Problem statement >> In full and without alteration, repeat the material.
━━━━━━━━━━
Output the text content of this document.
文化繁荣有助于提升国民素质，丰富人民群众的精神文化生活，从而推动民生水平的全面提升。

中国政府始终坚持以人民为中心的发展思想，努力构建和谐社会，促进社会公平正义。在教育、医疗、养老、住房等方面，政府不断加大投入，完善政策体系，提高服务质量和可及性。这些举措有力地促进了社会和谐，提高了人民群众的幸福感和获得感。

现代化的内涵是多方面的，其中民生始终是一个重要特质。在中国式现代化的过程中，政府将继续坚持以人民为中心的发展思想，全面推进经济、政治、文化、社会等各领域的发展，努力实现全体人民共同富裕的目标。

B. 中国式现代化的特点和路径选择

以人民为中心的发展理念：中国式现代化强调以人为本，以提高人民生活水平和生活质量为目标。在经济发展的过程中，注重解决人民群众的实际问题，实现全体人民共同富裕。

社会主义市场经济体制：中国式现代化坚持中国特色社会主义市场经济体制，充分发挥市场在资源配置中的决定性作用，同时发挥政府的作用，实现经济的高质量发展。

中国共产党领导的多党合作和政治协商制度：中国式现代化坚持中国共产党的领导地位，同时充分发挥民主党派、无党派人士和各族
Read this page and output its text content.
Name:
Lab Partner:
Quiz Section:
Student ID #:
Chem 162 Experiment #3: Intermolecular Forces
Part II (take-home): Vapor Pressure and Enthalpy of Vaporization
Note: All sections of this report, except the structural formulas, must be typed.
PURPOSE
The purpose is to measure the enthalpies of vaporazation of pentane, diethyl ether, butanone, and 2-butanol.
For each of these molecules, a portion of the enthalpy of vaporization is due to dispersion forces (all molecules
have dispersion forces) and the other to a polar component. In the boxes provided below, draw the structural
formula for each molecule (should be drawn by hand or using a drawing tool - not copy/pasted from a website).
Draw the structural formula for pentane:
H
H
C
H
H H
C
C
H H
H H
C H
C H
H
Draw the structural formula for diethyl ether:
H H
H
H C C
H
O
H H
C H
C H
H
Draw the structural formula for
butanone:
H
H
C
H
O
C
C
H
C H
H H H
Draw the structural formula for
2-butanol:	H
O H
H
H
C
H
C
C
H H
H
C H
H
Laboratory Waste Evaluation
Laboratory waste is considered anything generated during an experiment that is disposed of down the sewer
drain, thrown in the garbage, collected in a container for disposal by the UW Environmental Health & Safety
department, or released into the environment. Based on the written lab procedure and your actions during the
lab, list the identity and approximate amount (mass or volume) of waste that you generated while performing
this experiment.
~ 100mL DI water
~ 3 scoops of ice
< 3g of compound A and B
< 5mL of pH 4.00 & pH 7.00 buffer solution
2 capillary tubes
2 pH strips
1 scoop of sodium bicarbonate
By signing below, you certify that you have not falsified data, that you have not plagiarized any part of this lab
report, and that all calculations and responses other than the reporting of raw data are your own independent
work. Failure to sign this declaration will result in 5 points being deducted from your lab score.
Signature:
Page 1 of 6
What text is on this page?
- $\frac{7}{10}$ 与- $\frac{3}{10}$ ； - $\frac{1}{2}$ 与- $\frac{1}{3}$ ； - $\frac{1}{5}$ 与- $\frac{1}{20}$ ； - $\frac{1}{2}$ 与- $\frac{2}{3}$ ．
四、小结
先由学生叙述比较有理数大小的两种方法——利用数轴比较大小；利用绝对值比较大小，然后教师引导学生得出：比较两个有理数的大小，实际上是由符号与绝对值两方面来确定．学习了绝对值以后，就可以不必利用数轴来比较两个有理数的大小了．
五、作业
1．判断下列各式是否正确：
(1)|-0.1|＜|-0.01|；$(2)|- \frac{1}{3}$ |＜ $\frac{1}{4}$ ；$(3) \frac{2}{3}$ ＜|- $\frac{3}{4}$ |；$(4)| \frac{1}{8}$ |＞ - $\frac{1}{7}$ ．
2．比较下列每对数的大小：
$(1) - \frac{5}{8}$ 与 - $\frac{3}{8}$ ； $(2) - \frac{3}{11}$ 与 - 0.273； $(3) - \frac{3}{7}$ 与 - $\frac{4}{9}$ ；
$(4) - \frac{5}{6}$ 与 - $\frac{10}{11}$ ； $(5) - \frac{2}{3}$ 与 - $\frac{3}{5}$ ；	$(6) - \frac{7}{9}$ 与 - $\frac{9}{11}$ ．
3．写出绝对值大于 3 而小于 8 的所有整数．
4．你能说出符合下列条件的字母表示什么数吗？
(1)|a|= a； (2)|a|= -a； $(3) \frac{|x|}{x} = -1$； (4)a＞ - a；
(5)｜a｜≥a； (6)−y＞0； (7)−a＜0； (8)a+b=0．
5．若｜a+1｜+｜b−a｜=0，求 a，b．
━━━━━━━━━━
Result of the task >>
Output the text content of this document.
文化繁荣有助于提升国民素质，丰富人民群众的精神文化生活，从而推动民生水平的全面提升。

中国政府始终坚持以人民为中心的发展思想，努力构建和谐社会，促进社会公平正义。在教育、医疗、养老、住房等方面，政府不断加大投入，完善政策体系，提高服务质量和可及性。这些举措有力地促进了社会和谐，提高了人民群众的幸福感和获得感。

现代化的内涵是多方面的，其中民生始终是一个重要特质。在中国式现代化的过程中，政府将继续坚持以人民为中心的发展思想，全面推进经济、政治、文化、社会等各领域的发展，努力实现全体人民共同富裕的目标。

B. 中国式现代化的特点和路径选择

以人民为中心的发展理念：中国式现代化强调以人为本，以提高人民生活水平和生活质量为目标。在经济发展的过程中，注重解决人民群众的实际问题，实现全体人民共同富裕。

社会主义市场经济体制：中国式现代化坚持中国特色社会主义市场经济体制，充分发挥市场在资源配置中的决定性作用，同时发挥政府的作用，实现经济的高质量发展。

中国共产党领导的多党合作和政治协商制度：中国式现代化坚持中国共产党的领导地位，同时充分发挥民主党派、无党派人士和各族
Read this page and output its text content.
Name:
Lab Partner:
Quiz Section:
Student ID #:
Chem 162 Experiment #3: Intermolecular Forces
Part II (take-home): Vapor Pressure and Enthalpy of Vaporization
Note: All sections of this report, except the structural formulas, must be typed.
PURPOSE
The purpose is to measure the enthalpies of vaporazation of pentane, diethyl ether, butanone, and 2-butanol.
For each of these molecules, a portion of the enthalpy of vaporization is due to dispersion forces (all molecules
have dispersion forces) and the other to a polar component. In the boxes provided below, draw the structural
formula for each molecule (should be drawn by hand or using a drawing tool - not copy/pasted from a website).
Draw the structural formula for pentane:
H
H
C
H
H H
C
C
H H
H H
C H
C H
H
Draw the structural formula for diethyl ether:
H H
H
H C C
H
O
H H
C H
C H
H
Draw the structural formula for
butanone:
H
H
C
H
O
C
C
H
C H
H H H
Draw the structural formula for
2-butanol:	H
O H
H
H
C
H
C
C
H H
H
C H
H
Laboratory Waste Evaluation
Laboratory waste is considered anything generated during an experiment that is disposed of down the sewer
drain, thrown in the garbage, collected in a container for disposal by the UW Environmental Health & Safety
department, or released into the environment. Based on the written lab procedure and your actions during the
lab, list the identity and approximate amount (mass or volume) of waste that you generated while performing
this experiment.
~ 100mL DI water
~ 3 scoops of ice
< 3g of compound A and B
< 5mL of pH 4.00 & pH 7.00 buffer solution
2 capillary tubes
2 pH strips
1 scoop of sodium bicarbonate
By signing below, you certify that you have not falsified data, that you have not plagiarized any part of this lab
report, and that all calculations and responses other than the reporting of raw data are your own independent
work. Failure to sign this declaration will result in 5 points being deducted from your lab score.
Signature:
Page 1 of 6
What text is on this page?
- $\frac{7}{10}$ 与- $\frac{3}{10}$ ； - $\frac{1}{2}$ 与- $\frac{1}{3}$ ； - $\frac{1}{5}$ 与- $\frac{1}{20}$ ； - $\frac{1}{2}$ 与- $\frac{2}{3}$ ．
四、小结
先由学生叙述比较有理数大小的两种方法——利用数轴比较大小；利用绝对值比较大小，然后教师引导学生得出：比较两个有理数的大小，实际上是由符号与绝对值两方面来确定．学习了绝对值以后，就可以不必利用数轴来比较两个有理数的大小了．
五、作业
1．判断下列各式是否正确：
(1)|-0.1|＜|-0.01|；$(2)|- \frac{1}{3}$ |＜ $\frac{1}{4}$ ；$(3) \frac{2}{3}$ ＜|- $\frac{3}{4}$ |；$(4)| \frac{1}{8}$ |＞ - $\frac{1}{7}$ ．
2．比较下列每对数的大小：
$(1) - \frac{5}{8}$ 与 - $\frac{3}{8}$ ； $(2) - \frac{3}{11}$ 与 - 0.273； $(3) - \frac{3}{7}$ 与 - $\frac{4}{9}$ ；
$(4) - \frac{5}{6}$ 与 - $\frac{10}{11}$ ； $(5) - \frac{2}{3}$ 与 - $\frac{3}{5}$ ；	$(6) - \frac{7}{9}$ 与 - $\frac{9}{11}$ ．
3．写出绝对值大于 3 而小于 8 的所有整数．
4．你能说出符合下列条件的字母表示什么数吗？
(1)|a|= a； (2)|a|= -a； $(3) \frac{|x|}{x} = -1$； (4)a＞ - a；
(5)｜a｜≥a； (6)−y＞0； (7)−a＜0； (8)a+b=0．
5．若｜a+1｜+｜b−a｜=0，求 a，b．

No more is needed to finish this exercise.